Search the data for the string "Verbal" and gather each line it is in.

Recorded data
+ + +
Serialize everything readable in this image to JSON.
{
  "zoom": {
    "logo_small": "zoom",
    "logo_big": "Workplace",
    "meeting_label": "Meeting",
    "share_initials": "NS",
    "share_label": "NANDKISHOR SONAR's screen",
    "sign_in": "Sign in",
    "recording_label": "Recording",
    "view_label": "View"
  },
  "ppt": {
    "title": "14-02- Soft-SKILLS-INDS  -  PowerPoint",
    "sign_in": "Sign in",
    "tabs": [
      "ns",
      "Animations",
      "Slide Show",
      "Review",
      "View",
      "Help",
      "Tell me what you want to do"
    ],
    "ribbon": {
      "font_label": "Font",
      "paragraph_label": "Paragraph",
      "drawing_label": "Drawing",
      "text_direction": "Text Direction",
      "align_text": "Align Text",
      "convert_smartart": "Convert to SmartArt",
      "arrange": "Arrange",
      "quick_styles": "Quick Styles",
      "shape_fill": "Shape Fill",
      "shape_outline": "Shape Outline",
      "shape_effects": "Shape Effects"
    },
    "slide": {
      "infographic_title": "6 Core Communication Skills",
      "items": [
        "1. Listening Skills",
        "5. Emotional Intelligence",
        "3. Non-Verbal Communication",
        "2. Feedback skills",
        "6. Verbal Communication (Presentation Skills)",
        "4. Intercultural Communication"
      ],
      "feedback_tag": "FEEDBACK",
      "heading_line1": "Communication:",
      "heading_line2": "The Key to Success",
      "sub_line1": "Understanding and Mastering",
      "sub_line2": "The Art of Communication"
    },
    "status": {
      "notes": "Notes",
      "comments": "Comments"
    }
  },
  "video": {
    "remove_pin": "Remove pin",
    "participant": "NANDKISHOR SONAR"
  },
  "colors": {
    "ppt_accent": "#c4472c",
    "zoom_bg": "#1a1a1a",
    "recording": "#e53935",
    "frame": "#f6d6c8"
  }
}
+ + +
* [Answer to this problem]:
        "3. Non-Verbal Communication",
        "6. Verbal Communication (Presentation Skills)",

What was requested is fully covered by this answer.